• _Short task_
Go through the data below. List every line that holds the word "JSON".

• _Rows_
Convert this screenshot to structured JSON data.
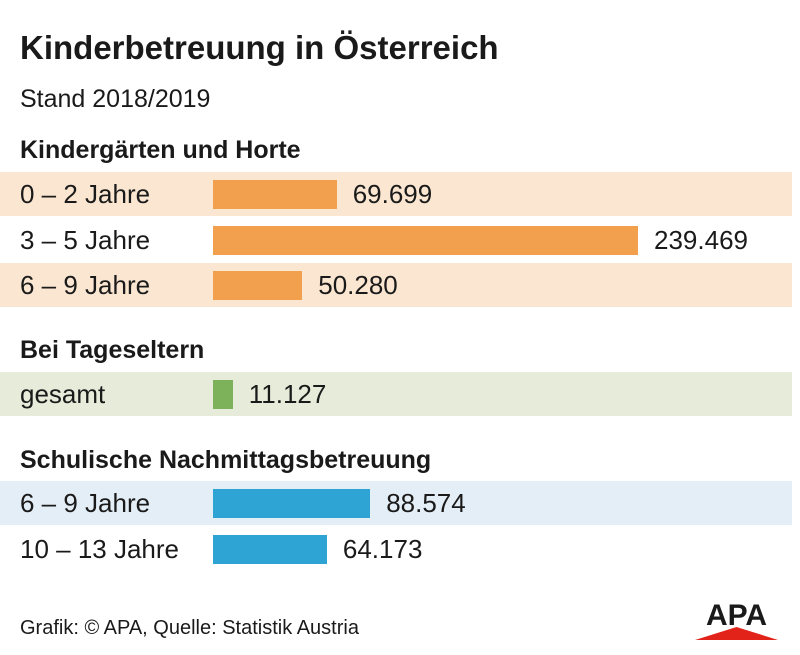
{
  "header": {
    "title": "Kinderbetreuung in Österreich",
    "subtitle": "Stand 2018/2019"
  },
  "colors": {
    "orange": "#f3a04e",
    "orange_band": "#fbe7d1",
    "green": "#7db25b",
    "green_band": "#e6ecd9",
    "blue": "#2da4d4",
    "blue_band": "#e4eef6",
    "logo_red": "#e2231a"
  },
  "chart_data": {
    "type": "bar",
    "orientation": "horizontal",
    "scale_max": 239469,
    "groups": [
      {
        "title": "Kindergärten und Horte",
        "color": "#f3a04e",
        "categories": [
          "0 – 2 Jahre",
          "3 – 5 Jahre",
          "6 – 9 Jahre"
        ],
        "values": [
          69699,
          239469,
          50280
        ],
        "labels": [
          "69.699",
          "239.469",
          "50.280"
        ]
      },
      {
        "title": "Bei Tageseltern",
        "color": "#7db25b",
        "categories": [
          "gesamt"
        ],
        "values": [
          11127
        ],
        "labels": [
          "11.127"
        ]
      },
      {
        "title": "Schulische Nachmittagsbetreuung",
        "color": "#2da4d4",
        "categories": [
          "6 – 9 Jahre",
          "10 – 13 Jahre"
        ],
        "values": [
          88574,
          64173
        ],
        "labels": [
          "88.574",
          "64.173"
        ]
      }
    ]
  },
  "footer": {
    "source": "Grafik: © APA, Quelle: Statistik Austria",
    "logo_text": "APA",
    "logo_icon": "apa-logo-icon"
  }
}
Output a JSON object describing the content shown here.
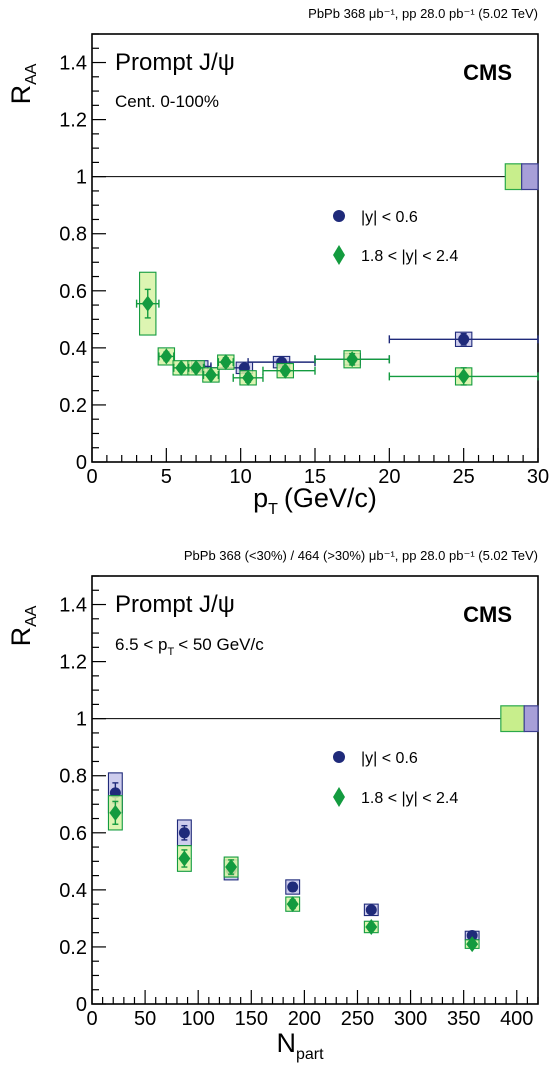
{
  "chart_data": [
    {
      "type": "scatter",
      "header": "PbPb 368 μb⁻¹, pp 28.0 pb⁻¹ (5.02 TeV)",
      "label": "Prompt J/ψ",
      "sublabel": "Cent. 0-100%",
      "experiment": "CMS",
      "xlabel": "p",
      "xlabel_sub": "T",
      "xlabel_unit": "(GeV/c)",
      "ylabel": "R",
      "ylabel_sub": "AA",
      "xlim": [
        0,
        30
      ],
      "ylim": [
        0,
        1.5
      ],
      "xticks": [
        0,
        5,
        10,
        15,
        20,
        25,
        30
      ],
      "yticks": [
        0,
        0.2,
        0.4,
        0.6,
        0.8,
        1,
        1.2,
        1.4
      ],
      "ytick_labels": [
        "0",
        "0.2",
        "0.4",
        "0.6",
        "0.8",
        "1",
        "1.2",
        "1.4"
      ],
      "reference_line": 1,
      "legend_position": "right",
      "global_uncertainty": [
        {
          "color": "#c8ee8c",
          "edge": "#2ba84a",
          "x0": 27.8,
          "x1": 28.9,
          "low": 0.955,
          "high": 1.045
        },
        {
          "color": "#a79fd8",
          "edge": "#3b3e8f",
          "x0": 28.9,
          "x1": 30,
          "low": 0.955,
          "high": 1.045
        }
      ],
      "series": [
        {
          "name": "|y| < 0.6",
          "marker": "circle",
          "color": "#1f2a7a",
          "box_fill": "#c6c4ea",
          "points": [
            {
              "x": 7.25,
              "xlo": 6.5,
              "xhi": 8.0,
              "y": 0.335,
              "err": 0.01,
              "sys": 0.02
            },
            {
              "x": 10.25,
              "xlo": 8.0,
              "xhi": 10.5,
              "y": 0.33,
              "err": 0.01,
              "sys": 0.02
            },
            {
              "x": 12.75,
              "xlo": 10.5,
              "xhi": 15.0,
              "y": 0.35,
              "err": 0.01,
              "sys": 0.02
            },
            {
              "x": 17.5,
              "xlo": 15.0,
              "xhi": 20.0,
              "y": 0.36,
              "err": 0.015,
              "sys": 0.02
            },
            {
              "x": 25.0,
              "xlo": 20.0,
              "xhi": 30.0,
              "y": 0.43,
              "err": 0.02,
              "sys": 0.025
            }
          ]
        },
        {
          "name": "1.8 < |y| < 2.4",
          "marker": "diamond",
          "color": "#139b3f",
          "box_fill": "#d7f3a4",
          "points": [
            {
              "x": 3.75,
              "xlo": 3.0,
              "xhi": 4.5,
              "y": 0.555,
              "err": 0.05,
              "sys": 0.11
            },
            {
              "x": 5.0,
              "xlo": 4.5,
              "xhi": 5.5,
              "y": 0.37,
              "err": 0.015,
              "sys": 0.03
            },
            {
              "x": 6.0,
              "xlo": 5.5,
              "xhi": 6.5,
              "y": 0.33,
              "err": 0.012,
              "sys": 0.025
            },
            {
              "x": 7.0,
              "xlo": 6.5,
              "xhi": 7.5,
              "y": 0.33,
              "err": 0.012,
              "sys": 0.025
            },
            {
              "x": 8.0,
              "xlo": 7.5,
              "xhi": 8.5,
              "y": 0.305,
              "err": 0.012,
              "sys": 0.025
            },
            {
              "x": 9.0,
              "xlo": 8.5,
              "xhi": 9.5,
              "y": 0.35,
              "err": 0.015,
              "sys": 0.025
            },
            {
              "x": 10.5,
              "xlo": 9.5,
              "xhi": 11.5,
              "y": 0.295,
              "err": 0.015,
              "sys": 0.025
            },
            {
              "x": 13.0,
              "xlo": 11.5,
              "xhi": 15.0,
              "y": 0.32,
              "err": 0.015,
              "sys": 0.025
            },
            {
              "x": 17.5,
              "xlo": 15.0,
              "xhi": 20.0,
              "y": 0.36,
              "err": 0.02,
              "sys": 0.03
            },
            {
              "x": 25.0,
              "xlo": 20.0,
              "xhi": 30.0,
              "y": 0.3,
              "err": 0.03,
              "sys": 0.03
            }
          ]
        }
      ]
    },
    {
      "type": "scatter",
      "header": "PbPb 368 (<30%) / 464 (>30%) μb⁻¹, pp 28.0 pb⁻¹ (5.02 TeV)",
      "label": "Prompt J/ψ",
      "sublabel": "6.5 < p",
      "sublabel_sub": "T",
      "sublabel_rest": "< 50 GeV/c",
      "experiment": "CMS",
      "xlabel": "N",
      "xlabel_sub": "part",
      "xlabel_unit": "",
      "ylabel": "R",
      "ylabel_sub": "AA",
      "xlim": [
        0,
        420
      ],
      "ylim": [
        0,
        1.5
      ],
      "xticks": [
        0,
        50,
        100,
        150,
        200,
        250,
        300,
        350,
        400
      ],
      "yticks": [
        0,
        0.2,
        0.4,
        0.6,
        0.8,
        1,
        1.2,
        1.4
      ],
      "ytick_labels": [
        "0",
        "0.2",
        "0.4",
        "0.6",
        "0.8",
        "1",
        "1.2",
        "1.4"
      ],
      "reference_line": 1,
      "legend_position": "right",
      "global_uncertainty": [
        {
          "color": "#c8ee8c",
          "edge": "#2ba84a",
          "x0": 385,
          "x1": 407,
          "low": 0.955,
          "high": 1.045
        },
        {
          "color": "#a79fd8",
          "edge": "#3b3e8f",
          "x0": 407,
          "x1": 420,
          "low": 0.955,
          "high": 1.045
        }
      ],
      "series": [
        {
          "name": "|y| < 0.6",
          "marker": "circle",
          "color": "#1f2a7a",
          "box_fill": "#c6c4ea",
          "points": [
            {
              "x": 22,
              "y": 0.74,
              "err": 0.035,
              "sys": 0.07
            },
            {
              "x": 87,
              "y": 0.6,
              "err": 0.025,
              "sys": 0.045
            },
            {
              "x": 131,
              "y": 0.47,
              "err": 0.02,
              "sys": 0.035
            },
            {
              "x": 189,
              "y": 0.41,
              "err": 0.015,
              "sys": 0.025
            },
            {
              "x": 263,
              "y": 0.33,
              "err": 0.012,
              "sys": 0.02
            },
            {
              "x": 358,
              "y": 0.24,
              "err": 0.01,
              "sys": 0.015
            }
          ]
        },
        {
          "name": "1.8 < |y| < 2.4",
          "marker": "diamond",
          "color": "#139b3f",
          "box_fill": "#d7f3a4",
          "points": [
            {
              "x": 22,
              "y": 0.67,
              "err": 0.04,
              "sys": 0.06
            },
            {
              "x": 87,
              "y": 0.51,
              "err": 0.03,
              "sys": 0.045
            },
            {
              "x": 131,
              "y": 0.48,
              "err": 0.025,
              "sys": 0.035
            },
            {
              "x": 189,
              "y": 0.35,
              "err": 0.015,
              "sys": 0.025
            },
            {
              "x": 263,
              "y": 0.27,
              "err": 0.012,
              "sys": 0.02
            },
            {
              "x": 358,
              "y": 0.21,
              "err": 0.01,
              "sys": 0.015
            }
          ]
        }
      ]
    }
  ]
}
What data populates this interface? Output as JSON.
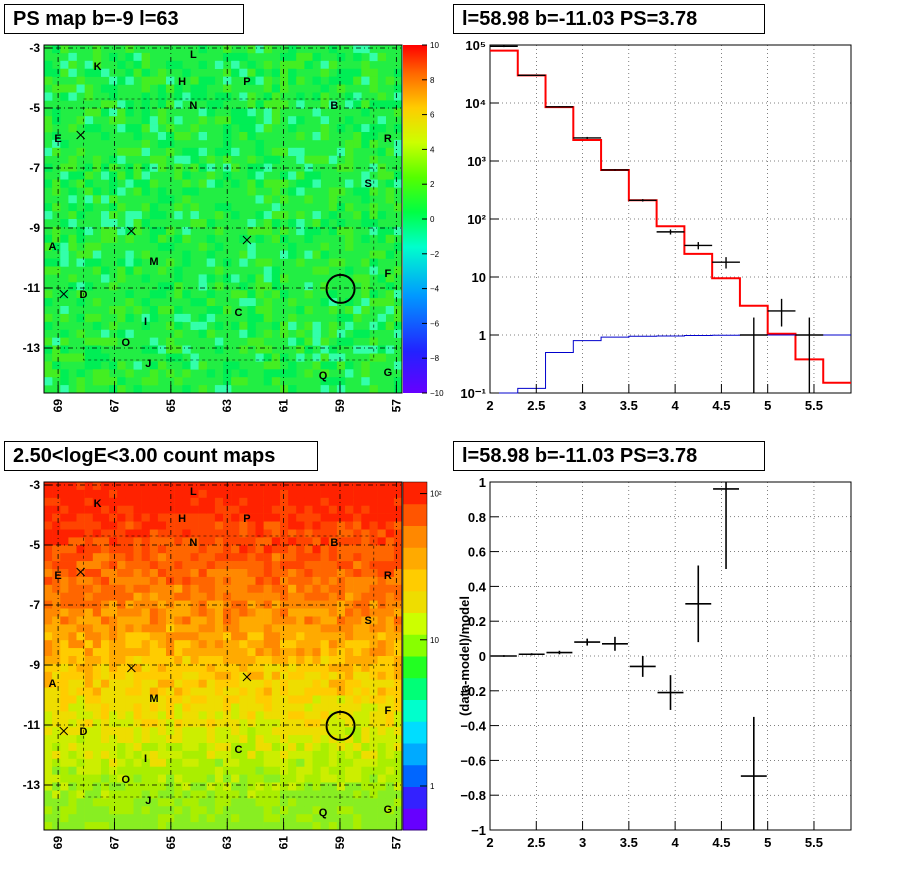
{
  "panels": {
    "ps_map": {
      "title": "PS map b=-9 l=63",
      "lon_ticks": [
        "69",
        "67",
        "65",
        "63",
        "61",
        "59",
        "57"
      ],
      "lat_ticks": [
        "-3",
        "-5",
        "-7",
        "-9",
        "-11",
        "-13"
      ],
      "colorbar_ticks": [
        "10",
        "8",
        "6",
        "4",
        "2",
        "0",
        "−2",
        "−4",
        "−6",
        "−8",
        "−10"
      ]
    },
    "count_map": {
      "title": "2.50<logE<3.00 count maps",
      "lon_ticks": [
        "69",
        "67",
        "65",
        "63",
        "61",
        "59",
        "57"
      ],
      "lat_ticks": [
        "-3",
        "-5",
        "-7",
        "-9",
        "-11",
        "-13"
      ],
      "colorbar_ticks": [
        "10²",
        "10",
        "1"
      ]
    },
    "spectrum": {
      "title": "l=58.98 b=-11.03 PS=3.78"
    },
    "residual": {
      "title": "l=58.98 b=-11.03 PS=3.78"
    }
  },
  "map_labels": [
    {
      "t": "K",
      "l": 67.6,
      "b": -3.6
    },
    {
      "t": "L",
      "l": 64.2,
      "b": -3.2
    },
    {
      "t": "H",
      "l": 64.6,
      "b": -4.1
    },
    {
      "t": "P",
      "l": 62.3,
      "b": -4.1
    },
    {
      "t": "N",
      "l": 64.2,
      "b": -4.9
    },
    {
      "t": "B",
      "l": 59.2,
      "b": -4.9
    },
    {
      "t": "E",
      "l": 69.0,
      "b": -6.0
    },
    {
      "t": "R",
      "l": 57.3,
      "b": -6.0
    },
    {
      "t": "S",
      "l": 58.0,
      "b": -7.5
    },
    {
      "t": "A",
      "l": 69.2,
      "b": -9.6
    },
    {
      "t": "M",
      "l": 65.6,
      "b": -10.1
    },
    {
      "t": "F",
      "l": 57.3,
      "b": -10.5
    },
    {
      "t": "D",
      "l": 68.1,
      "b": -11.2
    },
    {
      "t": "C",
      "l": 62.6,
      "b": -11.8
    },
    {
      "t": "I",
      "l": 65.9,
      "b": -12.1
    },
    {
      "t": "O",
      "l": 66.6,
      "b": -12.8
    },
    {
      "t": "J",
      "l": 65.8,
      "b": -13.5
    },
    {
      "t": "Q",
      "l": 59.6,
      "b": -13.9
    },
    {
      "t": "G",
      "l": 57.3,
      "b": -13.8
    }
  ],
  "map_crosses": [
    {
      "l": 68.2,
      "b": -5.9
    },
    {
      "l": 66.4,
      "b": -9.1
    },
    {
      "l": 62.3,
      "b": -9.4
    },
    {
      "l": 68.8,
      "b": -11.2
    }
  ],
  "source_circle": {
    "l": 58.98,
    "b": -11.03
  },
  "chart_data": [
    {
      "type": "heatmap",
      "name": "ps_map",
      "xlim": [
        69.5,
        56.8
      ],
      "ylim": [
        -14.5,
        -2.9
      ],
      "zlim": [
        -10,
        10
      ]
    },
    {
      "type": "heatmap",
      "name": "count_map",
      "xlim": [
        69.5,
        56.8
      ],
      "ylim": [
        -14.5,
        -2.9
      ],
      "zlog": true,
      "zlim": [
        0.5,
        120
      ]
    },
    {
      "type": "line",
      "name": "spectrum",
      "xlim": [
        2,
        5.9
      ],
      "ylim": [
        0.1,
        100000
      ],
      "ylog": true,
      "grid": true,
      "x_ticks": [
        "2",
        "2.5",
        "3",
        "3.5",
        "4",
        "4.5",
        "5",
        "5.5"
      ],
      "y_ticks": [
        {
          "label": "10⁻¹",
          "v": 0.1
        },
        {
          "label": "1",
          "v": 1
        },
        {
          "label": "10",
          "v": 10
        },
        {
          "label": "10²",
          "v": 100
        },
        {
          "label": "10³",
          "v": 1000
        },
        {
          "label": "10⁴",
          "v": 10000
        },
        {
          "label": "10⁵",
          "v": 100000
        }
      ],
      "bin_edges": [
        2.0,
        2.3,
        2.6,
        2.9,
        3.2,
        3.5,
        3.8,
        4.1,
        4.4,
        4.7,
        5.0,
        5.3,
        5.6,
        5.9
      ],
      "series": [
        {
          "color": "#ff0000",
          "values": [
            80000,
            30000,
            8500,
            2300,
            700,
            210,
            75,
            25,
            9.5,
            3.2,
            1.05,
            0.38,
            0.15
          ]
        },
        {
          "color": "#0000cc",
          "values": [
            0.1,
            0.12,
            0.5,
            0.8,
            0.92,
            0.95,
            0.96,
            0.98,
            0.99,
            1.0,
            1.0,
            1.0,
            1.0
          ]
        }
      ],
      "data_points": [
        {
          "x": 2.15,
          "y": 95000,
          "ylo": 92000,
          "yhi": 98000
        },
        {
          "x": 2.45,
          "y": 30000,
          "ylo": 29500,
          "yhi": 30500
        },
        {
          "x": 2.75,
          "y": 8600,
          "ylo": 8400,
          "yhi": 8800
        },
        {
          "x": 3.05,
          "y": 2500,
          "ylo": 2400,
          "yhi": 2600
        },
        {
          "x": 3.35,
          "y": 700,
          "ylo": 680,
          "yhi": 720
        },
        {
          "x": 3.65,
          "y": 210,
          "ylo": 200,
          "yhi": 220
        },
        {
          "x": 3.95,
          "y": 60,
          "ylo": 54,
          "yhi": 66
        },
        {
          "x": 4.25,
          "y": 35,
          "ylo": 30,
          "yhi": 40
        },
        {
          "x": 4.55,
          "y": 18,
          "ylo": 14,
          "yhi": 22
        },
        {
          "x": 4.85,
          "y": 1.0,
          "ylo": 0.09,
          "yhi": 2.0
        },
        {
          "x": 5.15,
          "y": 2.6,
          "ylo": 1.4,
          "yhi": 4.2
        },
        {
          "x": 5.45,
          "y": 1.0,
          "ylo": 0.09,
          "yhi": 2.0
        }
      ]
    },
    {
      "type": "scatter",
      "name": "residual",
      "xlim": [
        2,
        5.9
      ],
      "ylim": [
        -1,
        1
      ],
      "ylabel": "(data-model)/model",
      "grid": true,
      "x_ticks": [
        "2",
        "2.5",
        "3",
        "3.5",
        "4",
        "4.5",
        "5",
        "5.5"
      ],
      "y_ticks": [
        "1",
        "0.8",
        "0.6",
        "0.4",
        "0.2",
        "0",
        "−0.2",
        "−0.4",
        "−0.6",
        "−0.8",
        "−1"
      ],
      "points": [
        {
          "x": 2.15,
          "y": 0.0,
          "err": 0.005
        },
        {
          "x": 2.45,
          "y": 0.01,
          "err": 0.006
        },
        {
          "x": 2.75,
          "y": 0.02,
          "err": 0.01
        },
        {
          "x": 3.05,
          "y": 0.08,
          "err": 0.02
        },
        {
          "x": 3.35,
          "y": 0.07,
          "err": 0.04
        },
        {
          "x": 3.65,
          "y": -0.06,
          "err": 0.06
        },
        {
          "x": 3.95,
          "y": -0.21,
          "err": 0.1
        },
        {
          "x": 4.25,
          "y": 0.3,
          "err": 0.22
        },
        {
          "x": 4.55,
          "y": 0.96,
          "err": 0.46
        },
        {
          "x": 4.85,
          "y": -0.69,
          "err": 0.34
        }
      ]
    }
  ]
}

• _The completed task_
Convert this screenshot to structured JSON data.
Output a JSON object describing the content shown here.
What data populates this interface? Output as JSON.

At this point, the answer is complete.